__What to do__.
Return all lines where the word "Publisher" can be found.

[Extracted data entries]
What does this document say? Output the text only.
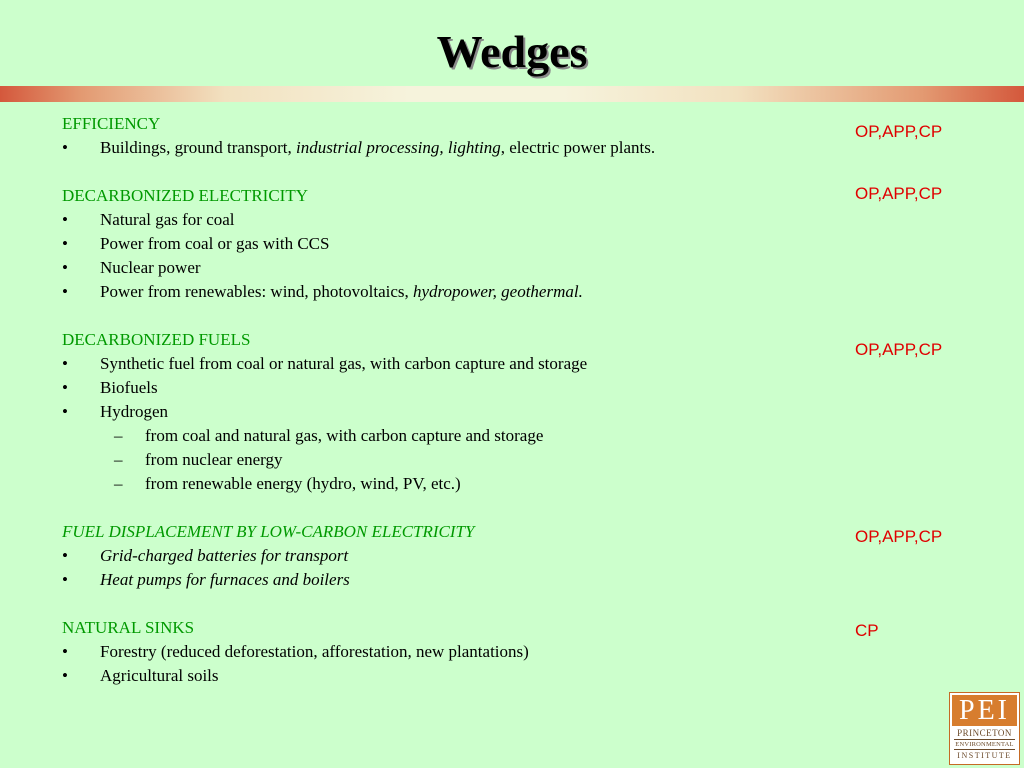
Wedges
EFFICIENCY
• Buildings, ground transport, industrial processing, lighting, electric power plants.
DECARBONIZED ELECTRICITY
• Natural gas for coal
• Power from coal or gas with CCS
• Nuclear power
• Power from renewables: wind, photovoltaics, hydropower, geothermal.
DECARBONIZED FUELS
• Synthetic fuel from coal or natural gas, with carbon capture and storage
• Biofuels
• Hydrogen
– from coal and natural gas, with carbon capture and storage
– from nuclear energy
– from renewable energy (hydro, wind, PV, etc.)
FUEL DISPLACEMENT BY LOW-CARBON ELECTRICITY
• Grid-charged batteries for transport
• Heat pumps for furnaces and boilers
NATURAL SINKS
• Forestry (reduced deforestation, afforestation, new plantations)
• Agricultural soils
OP,APP,CP
OP,APP,CP
OP,APP,CP
OP,APP,CP
CP
PEI
PRINCETON
ENVIRONMENTAL
INSTITUTE
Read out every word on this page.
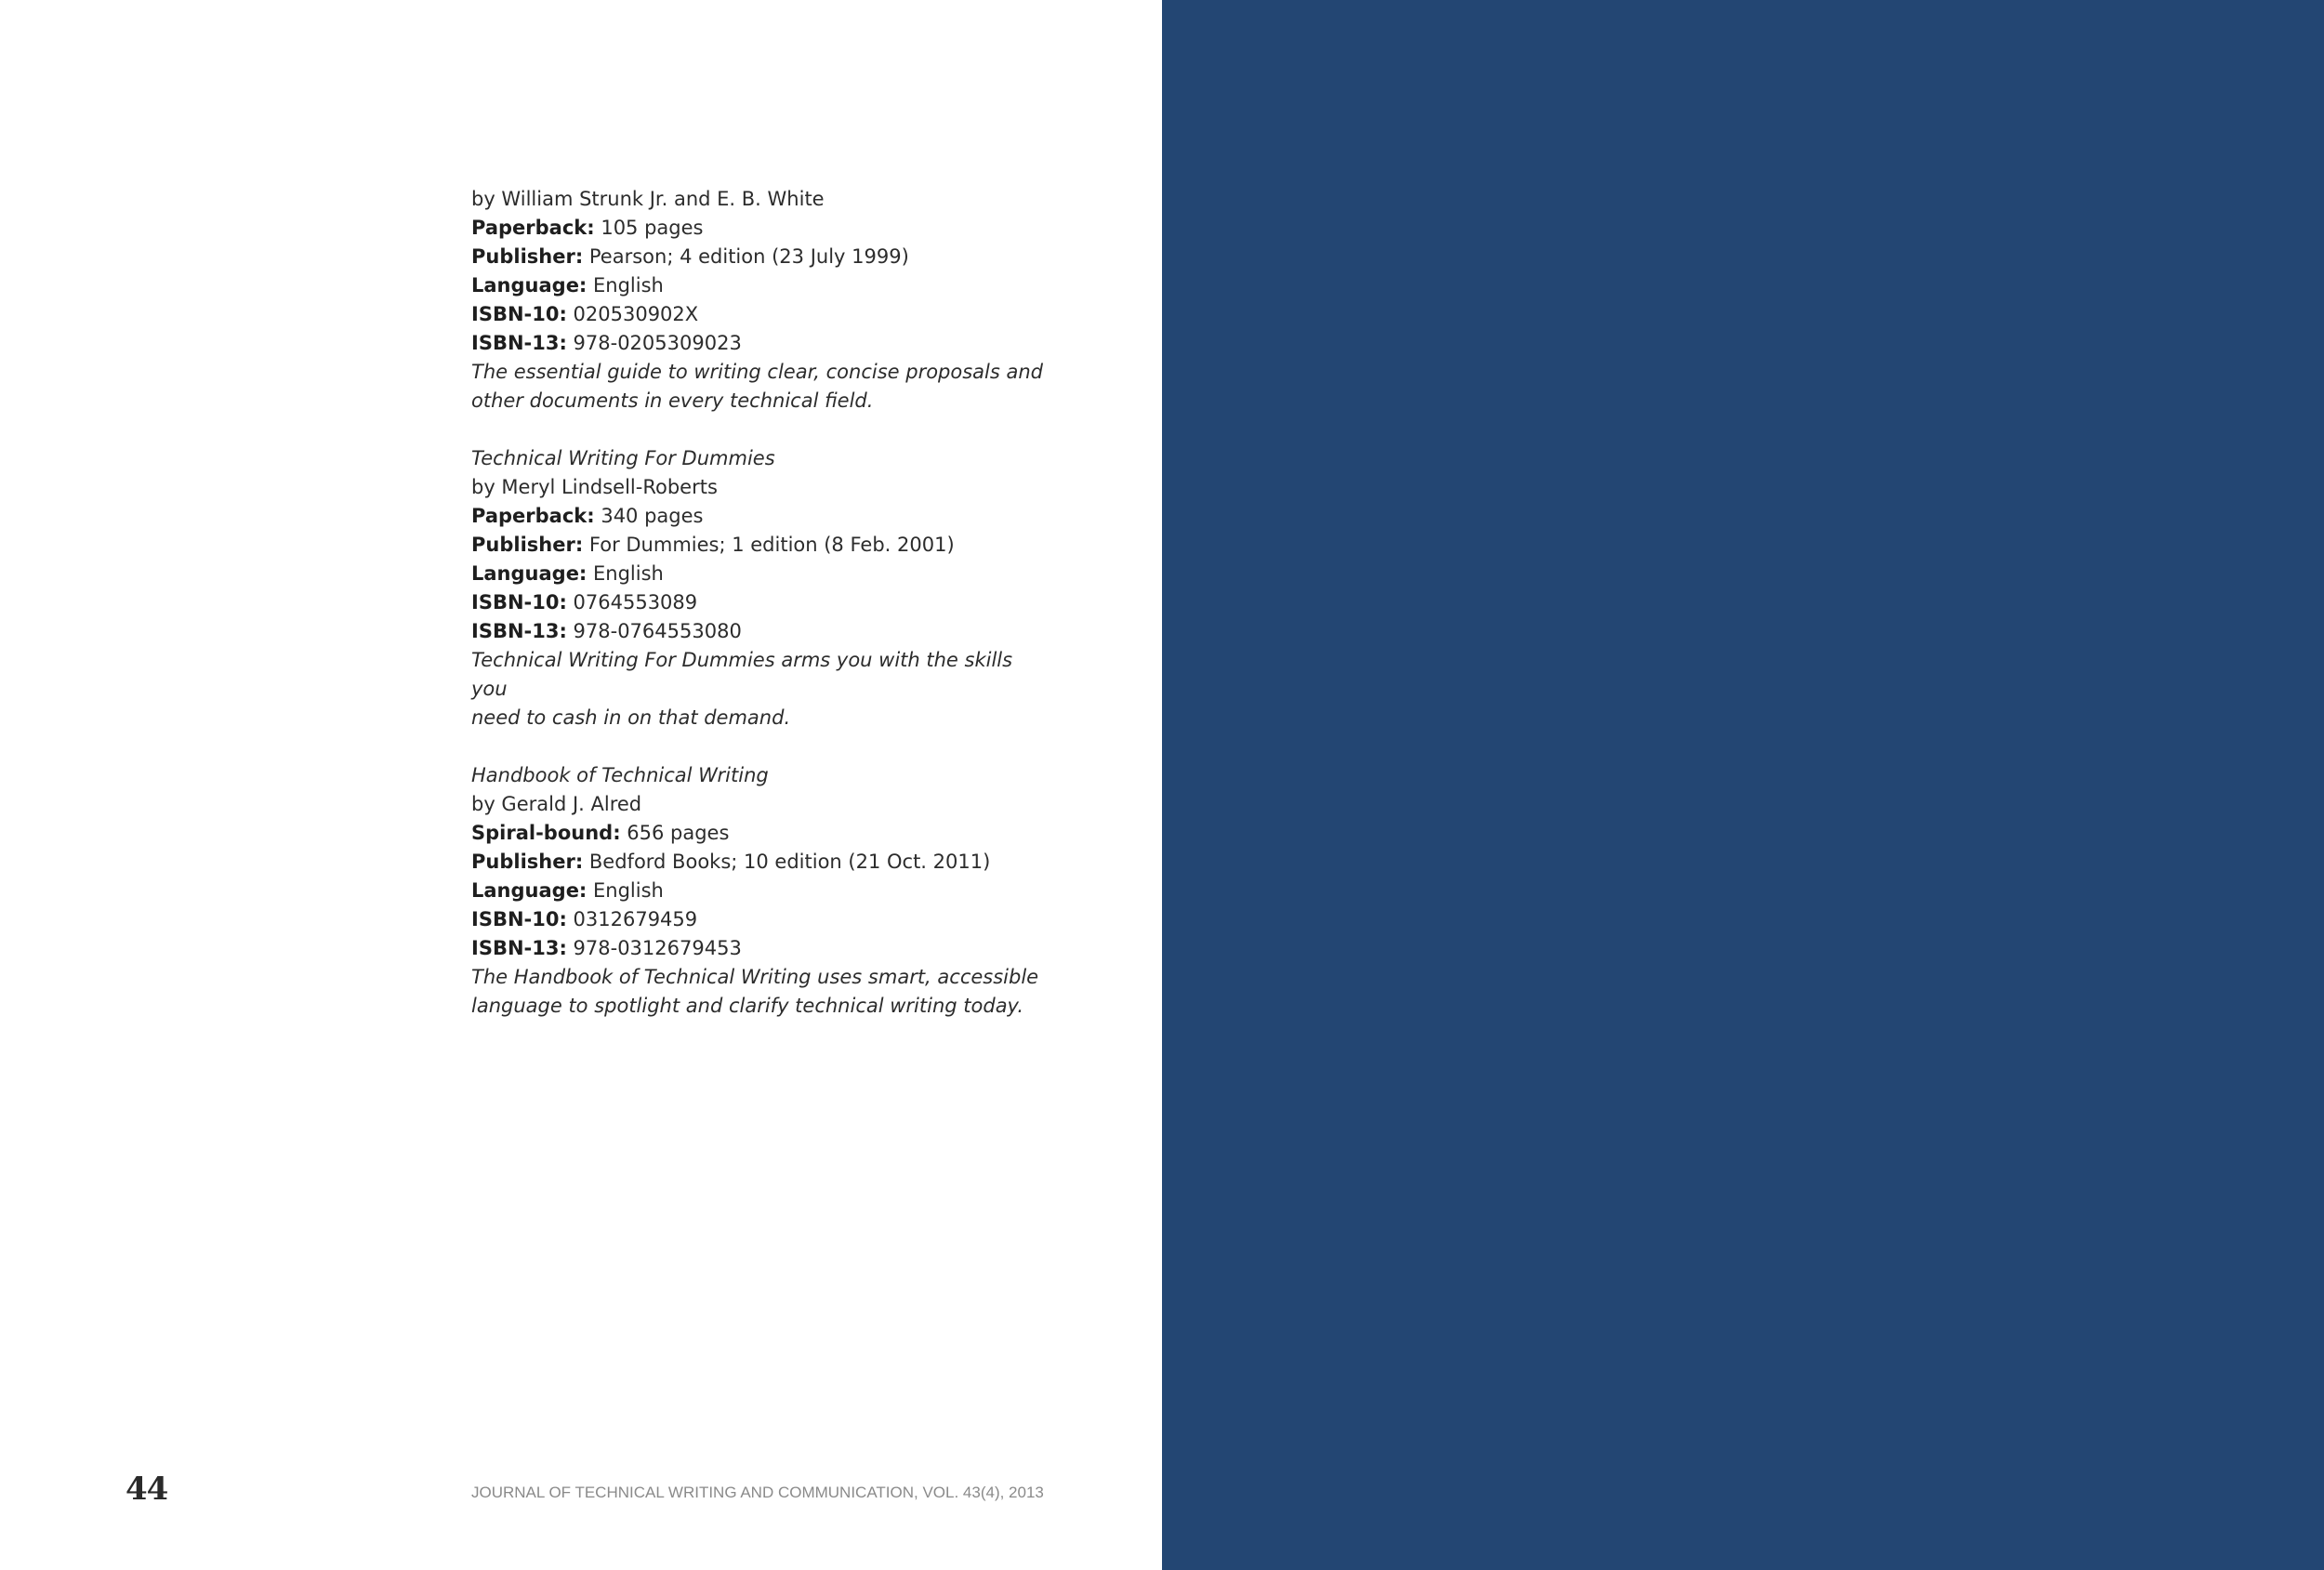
by William Strunk Jr. and E. B. White
Paperback: 105 pages
Publisher: Pearson; 4 edition (23 July 1999)
Language: English
ISBN-10: 020530902X
ISBN-13: 978-0205309023
The essential guide to writing clear, concise proposals and
other documents in every technical field.
Technical Writing For Dummies
by Meryl Lindsell-Roberts
Paperback: 340 pages
Publisher: For Dummies; 1 edition (8 Feb. 2001)
Language: English
ISBN-10: 0764553089
ISBN-13: 978-0764553080
Technical Writing For Dummies arms you with the skills you
need to cash in on that demand.
Handbook of Technical Writing
by Gerald J. Alred
Spiral-bound: 656 pages
Publisher: Bedford Books; 10 edition (21 Oct. 2011)
Language: English
ISBN-10: 0312679459
ISBN-13: 978-0312679453
The Handbook of Technical Writing uses smart, accessible
language to spotlight and clarify technical writing today.
44	JOURNAL OF TECHNICAL WRITING AND COMMUNICATION, VOL. 43(4), 2013
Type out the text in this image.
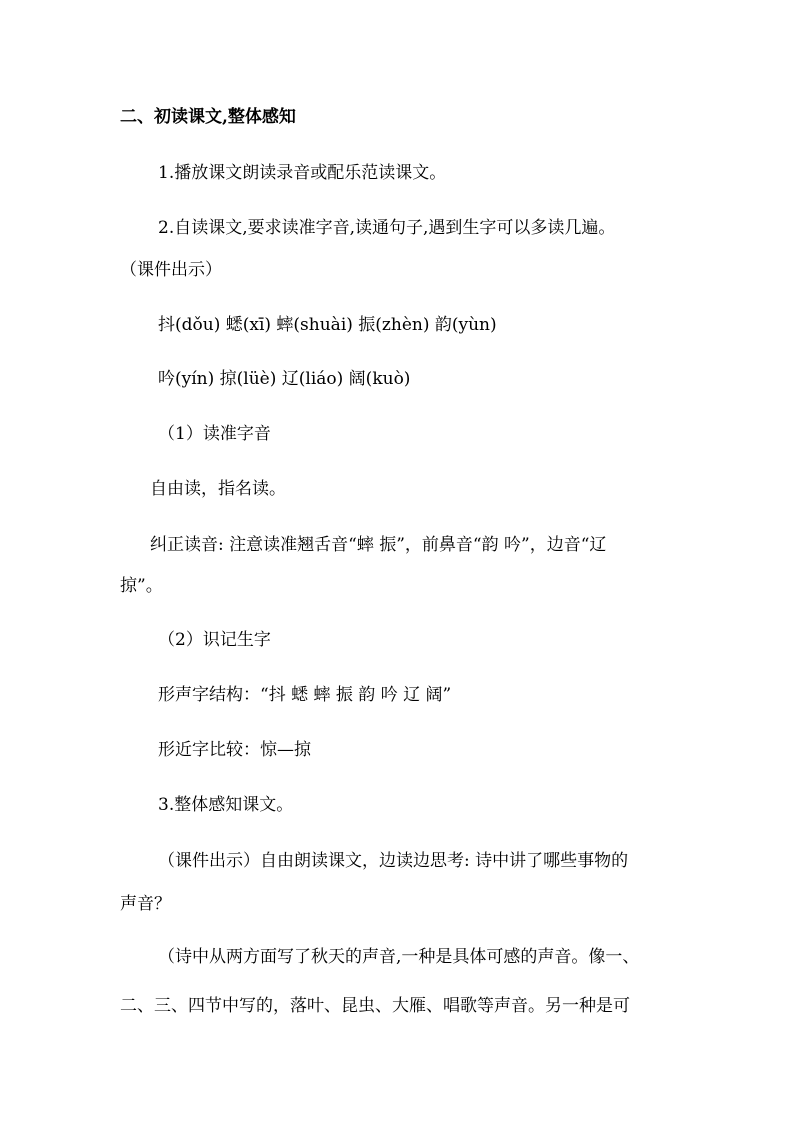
二、初读课文,整体感知
1.播放课文朗读录音或配乐范读课文。
2.自读课文,要求读准字音,读通句子,遇到生字可以多读几遍。
（课件出示）
抖(dǒu) 蟋(xī) 蟀(shuài) 振(zhèn) 韵(yùn)
吟(yín) 掠(lüè) 辽(liáo) 阔(kuò)
（1）读准字音
自由读，指名读。
纠正读音: 注意读准翘舌音“蟀 振”，前鼻音“韵 吟”，边音“辽
掠”。
（2）识记生字
形声字结构：“抖 蟋 蟀 振 韵 吟 辽 阔”
形近字比较：惊—掠
3.整体感知课文。
（课件出示）自由朗读课文，边读边思考: 诗中讲了哪些事物的
声音？
（诗中从两方面写了秋天的声音,一种是具体可感的声音。像一、
二、三、四节中写的，落叶、昆虫、大雁、唱歌等声音。另一种是可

__Solved exercise__.
Publisher: Pearson; 4 edition (23 July 1999)
Publisher: For Dummies; 1 edition (8 Feb. 2001)
Publisher: Bedford Books; 10 edition (21 Oct. 2011)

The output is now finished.